• 課題 1: 知覚心理についての文章によると、知覚心理では何を通して人間の知覚特性を明らかにしていくか。
• 課題 2: 知覚心理についての文章を、最後の文の後から書き進めよ。

• 読む文章:
忍者ブログ

« 幸せについて考える | 永久凍土 »

[PR]

×

[PR]上記の広告は3ヶ月以上新規記事投稿のないブログに表示されています。新しい記事を書く事で広告が消えます。

« 幸せについて考える | 永久凍土 »

かけだし

私はまだ駆け出しですが,"知覚心理"という分野の研究を行なっています.
"工学"や"心理学","インターフェース"と比べると馴染みの薄い分野かもしれませんが,
心理物理実験を通して人間の知覚特性を明らかにしていく,伝統的には心理学の分野です.

高校の同期が,大学に入って初めて"心理物理"という言葉を聞いたのでしょう
「最近の物理学では人の心も記述できるんよ!」と
息巻いていたのを思い出します.ちょっと違います.
でもまぁモデル化することもある,という意味では嘘ではないかもしれません.

• 資料データ:

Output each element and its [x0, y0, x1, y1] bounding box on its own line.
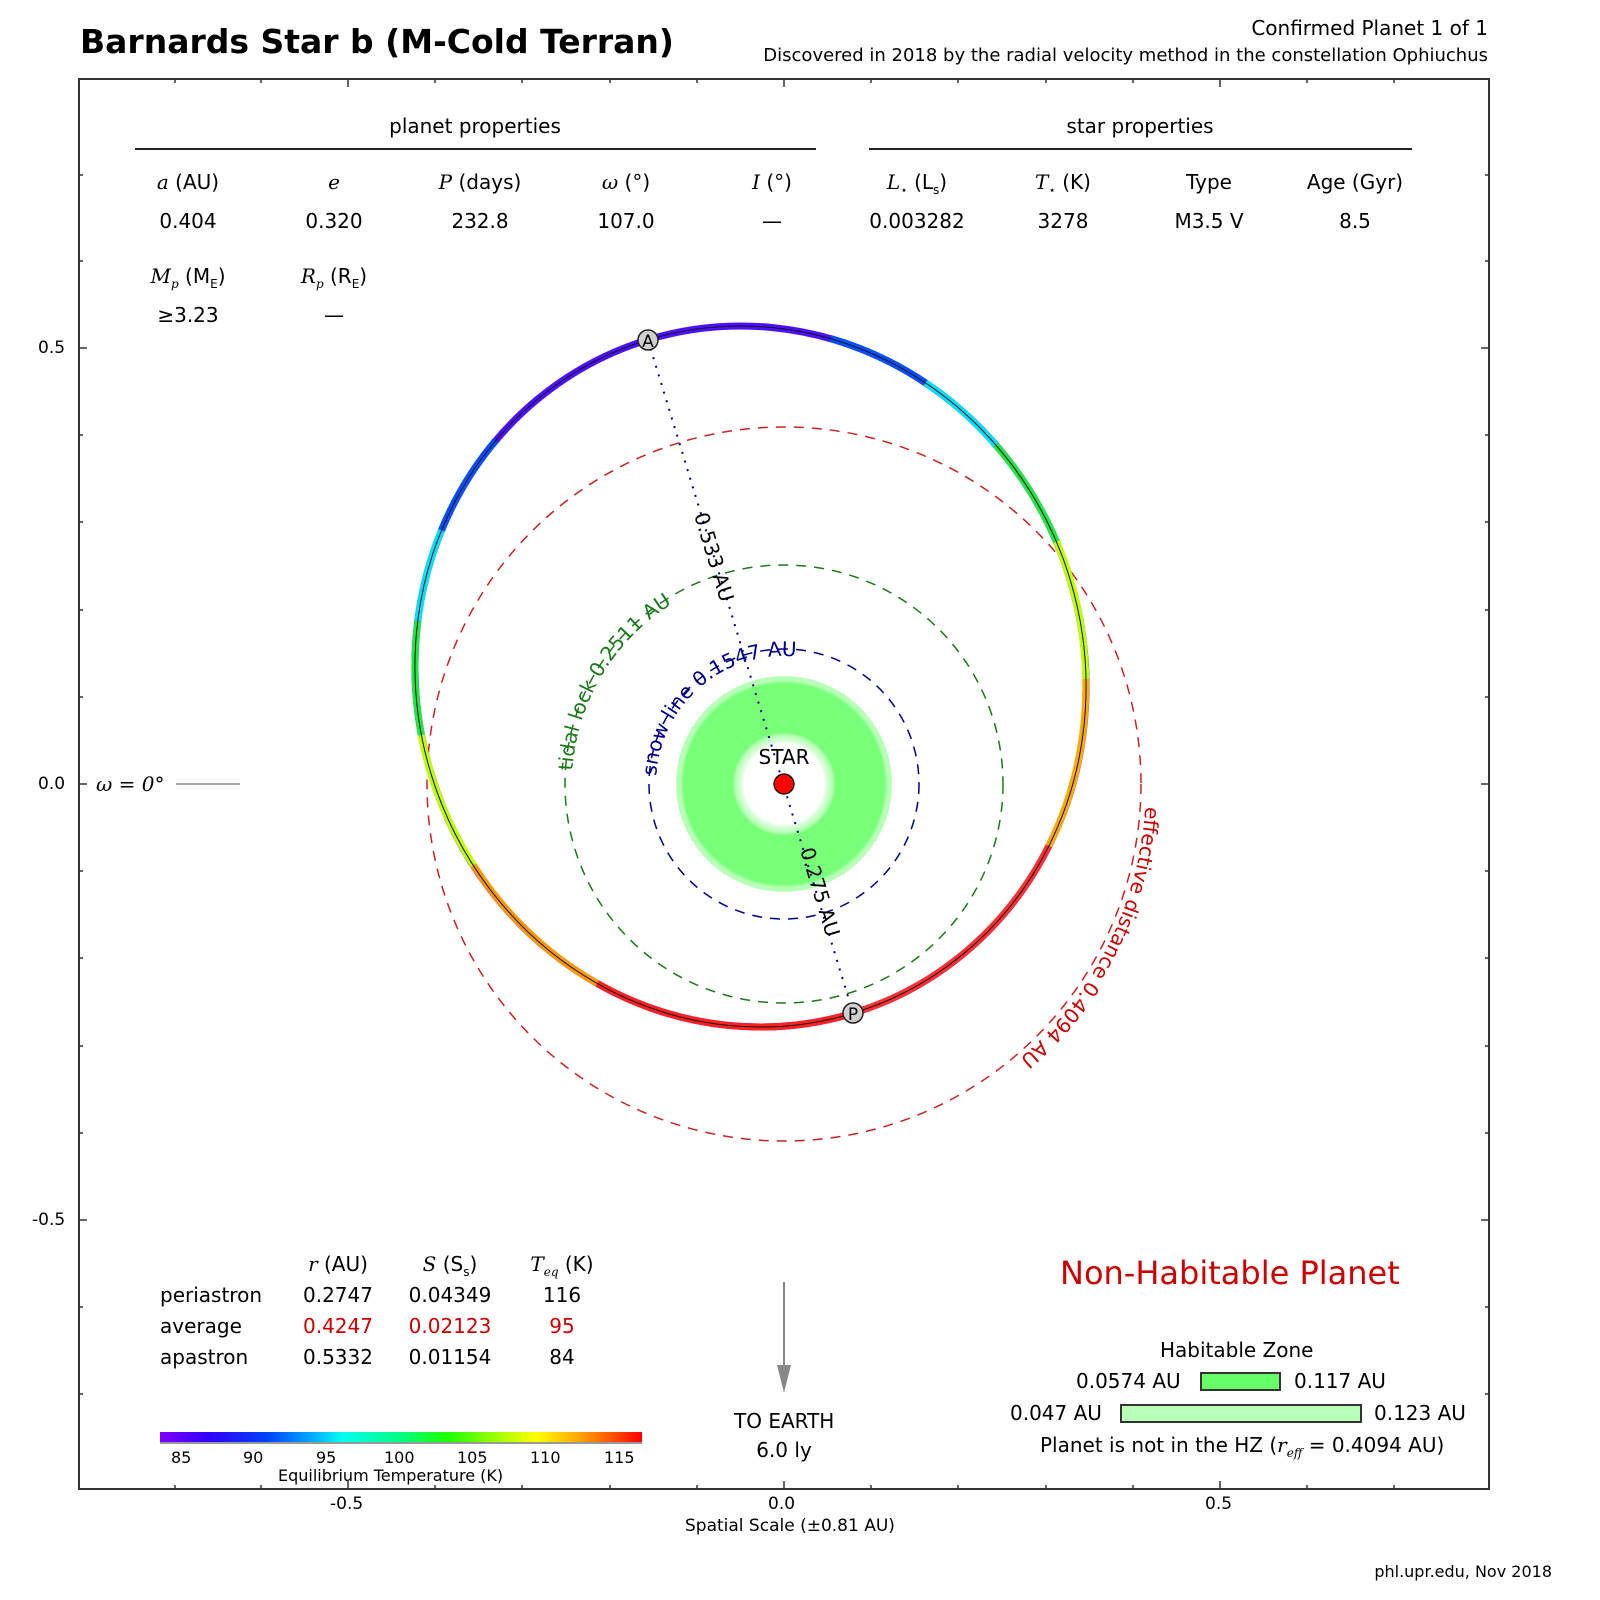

• 解答 1: 心理物理実験を通して明らかにしていく。

• 解答 2:
むかし,解剖実習の時に一緒になった,蜂の脳を扱っている人に
「心理実験なんてただのリトマス紙やろ?」と言われ
上手く反論できず,悔しい思いをした事がありました.

個人的には,代数より幾何が好きな学生だったので
形あるものしか信じたくないという気持ちは理解できます.
私自身,生理学,特に解剖学には大きな信頼を置いていますし
確かに,"被験者さんに質問して,その回答を解析する"とだけ聞くと
何となく問診のような,ふんわりとしたイメージになってしまうのもわかります.

ただ,知覚心理には知覚心理なりの良い所があります.
点や線でなく,画として人間の知覚の全体を見渡せる所です.
人間が,どうやって世界を見ているのか
世界を聴いているのか,触っているのか.
入力を巧みに操りながら出力との対応関係を収集し
システム応答を調べることで,
眼球を磨り潰して吸光特性を測る以上の精度で,
視知覚の世界を明らかにしてきたという自信があります.

私はまだまだ駆け出しですが
そういうものを学んでいるわけです.
PR

研究 : Comment (0) : Trackback ()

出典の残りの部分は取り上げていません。